**Work required**.
Repeat, exactly and completely, the material that follows. Omit the pictures.

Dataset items
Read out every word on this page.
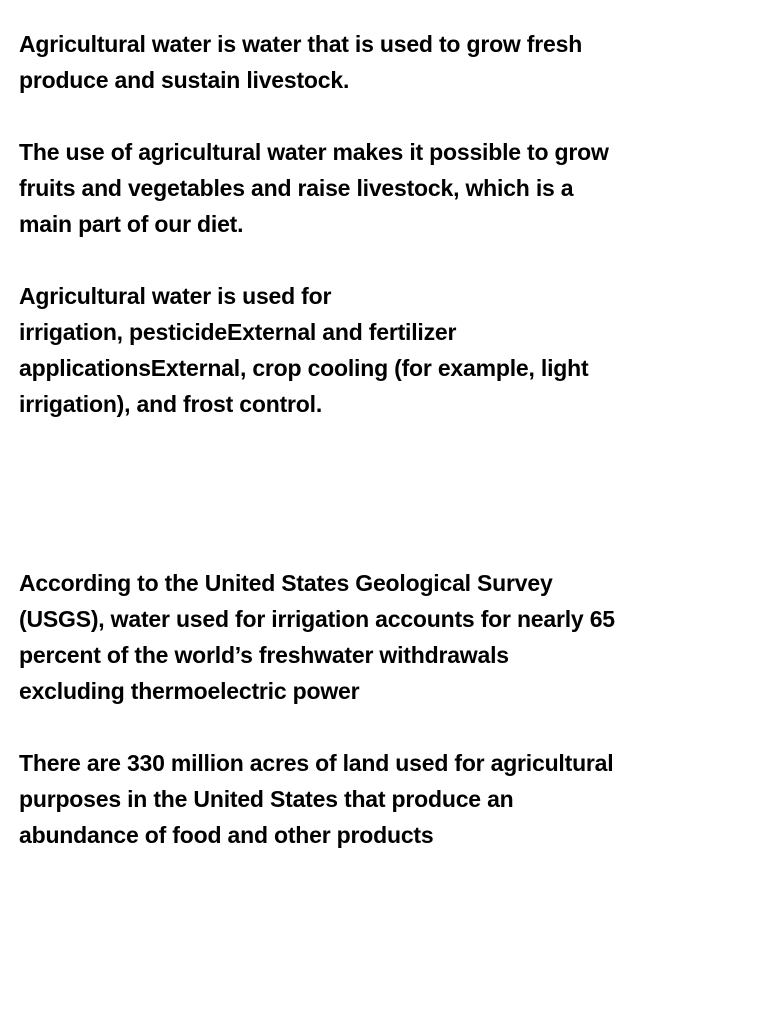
Agricultural water is water that is used to grow fresh
produce and sustain livestock.

The use of agricultural water makes it possible to grow
fruits and vegetables and raise livestock, which is a
main part of our diet.

Agricultural water is used for
irrigation, pesticideExternal and fertilizer
applicationsExternal, crop cooling (for example, light
irrigation), and frost control.

According to the United States Geological Survey
(USGS), water used for irrigation accounts for nearly 65
percent of the world’s freshwater withdrawals
excluding thermoelectric power

There are 330 million acres of land used for agricultural
purposes in the United States that produce an
abundance of food and other products
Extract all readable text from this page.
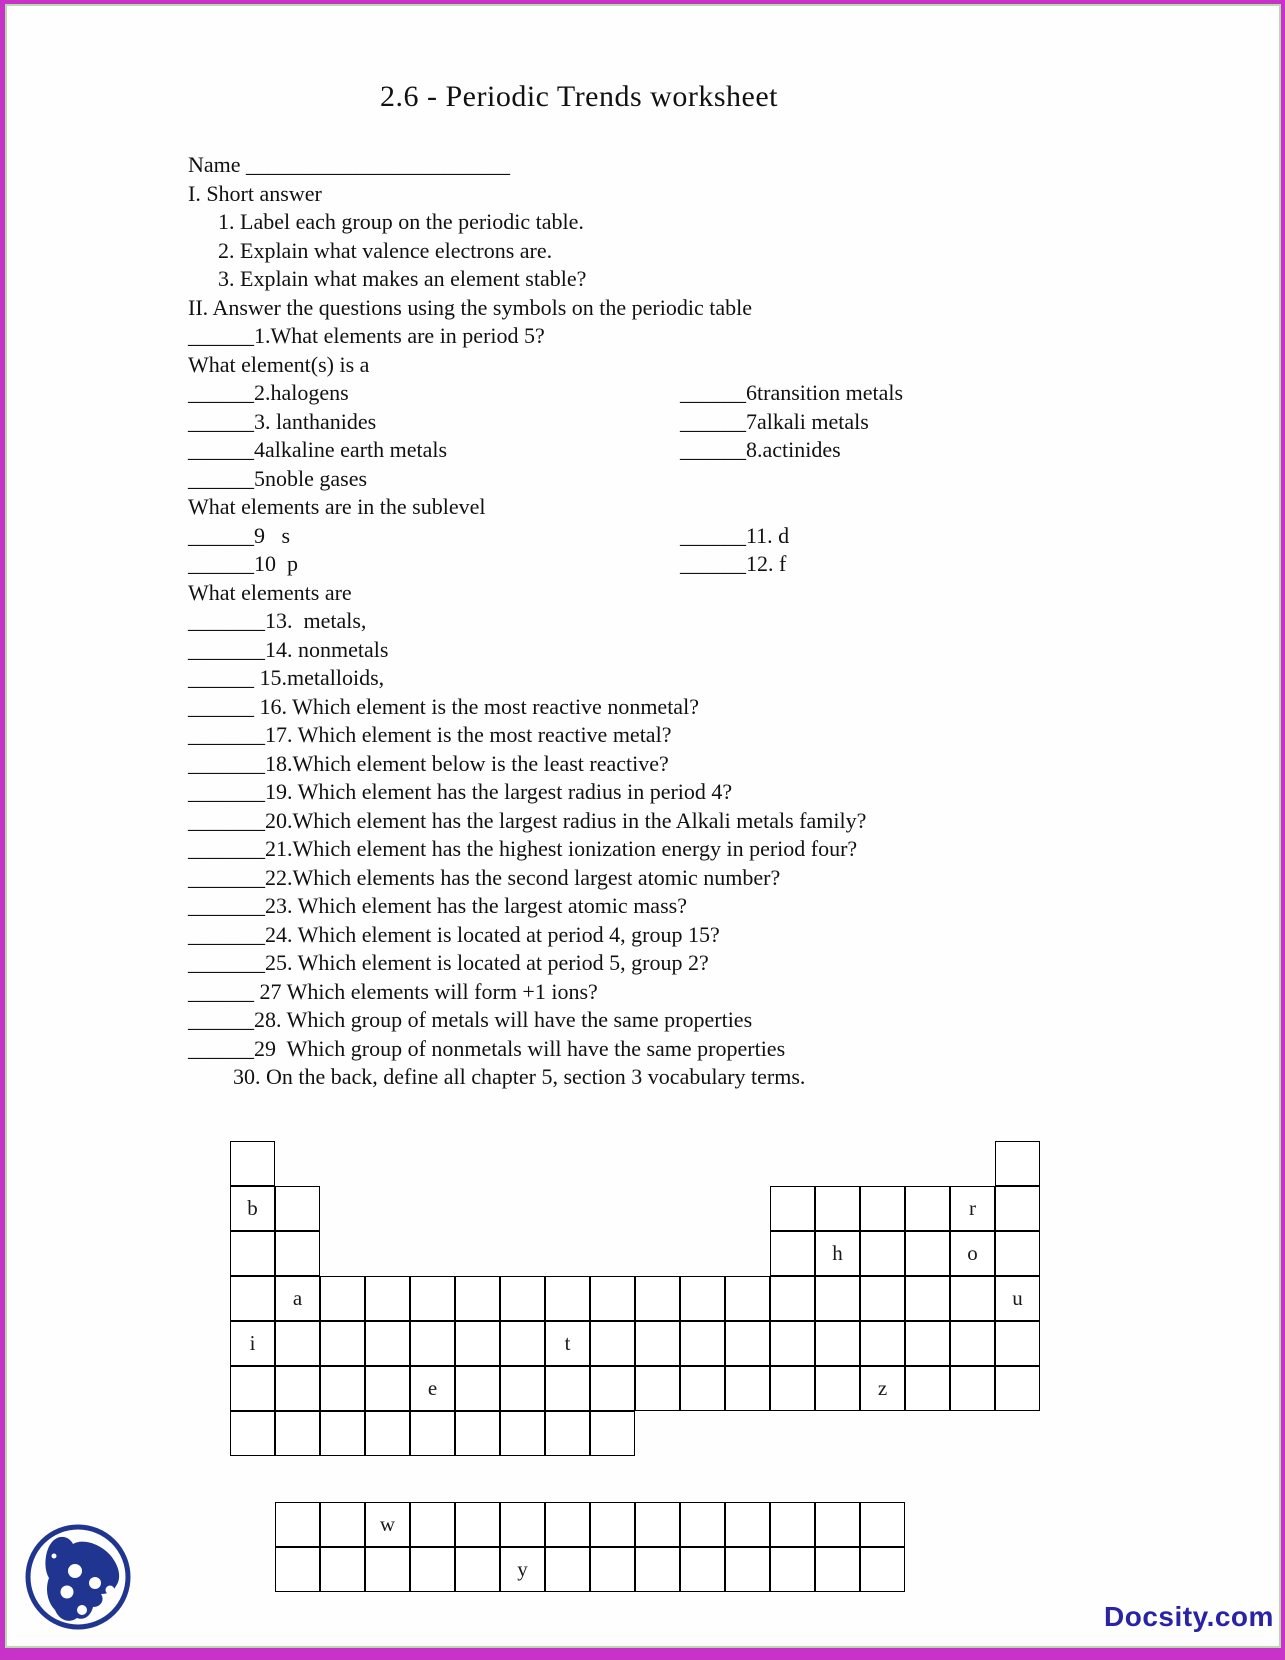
2.6 - Periodic Trends worksheet
Name ________________________
I. Short answer
1. Label each group on the periodic table.
2. Explain what valence electrons are.
3. Explain what makes an element stable?
II. Answer the questions using the symbols on the periodic table
______1.What elements are in period 5?
What element(s) is a
______2.halogens	______6transition metals
______3. lanthanides	______7alkali metals
______4alkaline earth metals	______8.actinides
______5noble gases
What elements are in the sublevel
______9   s	______11. d
______10  p	______12. f
What elements are
_______13.  metals,
_______14. nonmetals
______ 15.metalloids,
______ 16. Which element is the most reactive nonmetal?
_______17. Which element is the most reactive metal?
_______18.Which element below is the least reactive?
_______19. Which element has the largest radius in period 4?
_______20.Which element has the largest radius in the Alkali metals family?
_______21.Which element has the highest ionization energy in period four?
_______22.Which elements has the second largest atomic number?
_______23. Which element has the largest atomic mass?
_______24. Which element is located at period 4, group 15?
_______25. Which element is located at period 5, group 2?
______ 27 Which elements will form +1 ions?
______28. Which group of metals will have the same properties
______29  Which group of nonmetals will have the same properties
30. On the back, define all chapter 5, section 3 vocabulary terms.
b	r
h	o
a	u
i	t
e	z
w
y
Docsity.com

**Result of the exercise**.
Read out every word on this page.
Agricultural water is water that is used to grow fresh
produce and sustain livestock.

The use of agricultural water makes it possible to grow
fruits and vegetables and raise livestock, which is a
main part of our diet.

Agricultural water is used for
irrigation, pesticideExternal and fertilizer
applicationsExternal, crop cooling (for example, light
irrigation), and frost control.

According to the United States Geological Survey
(USGS), water used for irrigation accounts for nearly 65
percent of the world’s freshwater withdrawals
excluding thermoelectric power

There are 330 million acres of land used for agricultural
purposes in the United States that produce an
abundance of food and other products
Extract all readable text from this page.
2.6 - Periodic Trends worksheet
Name ________________________
I. Short answer
1. Label each group on the periodic table.
2. Explain what valence electrons are.
3. Explain what makes an element stable?
II. Answer the questions using the symbols on the periodic table
______1.What elements are in period 5?
What element(s) is a
______2.halogens	______6transition metals
______3. lanthanides	______7alkali metals
______4alkaline earth metals	______8.actinides
______5noble gases
What elements are in the sublevel
______9   s	______11. d
______10  p	______12. f
What elements are
_______13.  metals,
_______14. nonmetals
______ 15.metalloids,
______ 16. Which element is the most reactive nonmetal?
_______17. Which element is the most reactive metal?
_______18.Which element below is the least reactive?
_______19. Which element has the largest radius in period 4?
_______20.Which element has the largest radius in the Alkali metals family?
_______21.Which element has the highest ionization energy in period four?
_______22.Which elements has the second largest atomic number?
_______23. Which element has the largest atomic mass?
_______24. Which element is located at period 4, group 15?
_______25. Which element is located at period 5, group 2?
______ 27 Which elements will form +1 ions?
______28. Which group of metals will have the same properties
______29  Which group of nonmetals will have the same properties
30. On the back, define all chapter 5, section 3 vocabulary terms.
b	r
h	o
a	u
i	t
e	z
w
y
Docsity.com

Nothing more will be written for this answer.